Madigan was so struck by a recent tour of the ramshackle flumes leading from Barrett Reservoir that he recently made an impassioned pitch to the San Diego City Council, urging approval of a hefty rate hike to finance much-needed improvements in facilities, maintenance and construction.

“There are parts of the system that aren’t doing well,” he said, remembering his hair-raising walking tour over Barrett’s teetering, wobbly trestles, so ancient that the San Diego Historical Society recently requested that one set be preserved for posterity. “I wasn’t kidding them. I think it’s a problem.”

Madigan is not alone. In a memorandum issued late last month, City Manager Jack McGrory foretold what life would be like if the City Council does not approve a sizable water rate increase (effective this month) and does not agree to pass on to customers a 14.2% increase expected from the Metropolitan Water District, the region’s wholesaler, in July.

Data lines

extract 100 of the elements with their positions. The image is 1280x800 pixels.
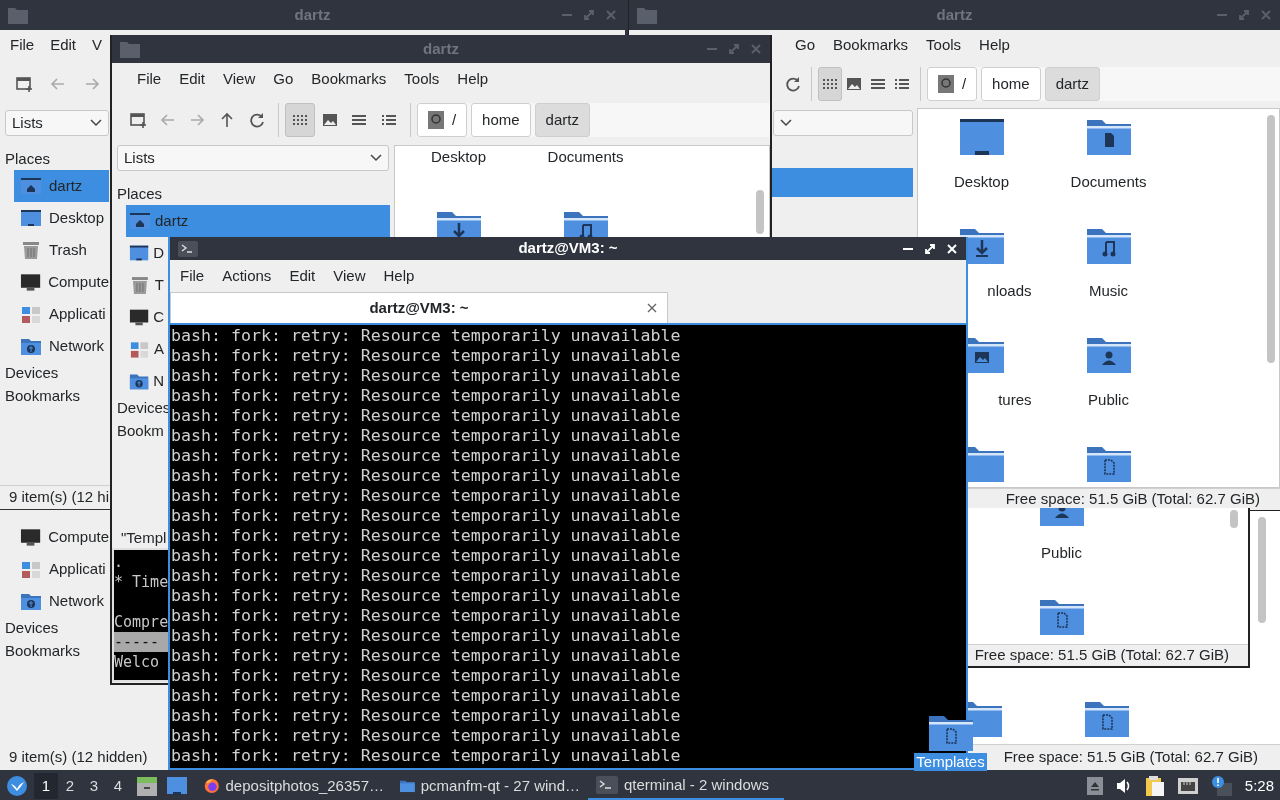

Aim A
Using the San Diego water excerpt, rewrite the passage starting at "Madigan was so" and ending at "maintenance and construction.", replacing "rate hike" with "rate increase".
Aim B
Answer these from the San Diego water excerpt:
(i) Which reservoir do the flumes Madigan toured lead from?
(ii) Who issued the memorandum late last month?
(iii) What percentage increase is expected from the Metropolitan Water District in July?

Task result A
Madigan was so struck by a recent tour of the ramshackle flumes leading from Barrett Reservoir that he recently made an impassioned pitch to the San Diego City Council, urging approval of a hefty rate increase to finance much-needed improvements in facilities, maintenance and construction.

Task result B
(i) Barrett Reservoir
(ii) City Manager Jack McGrory
(iii) 14.2%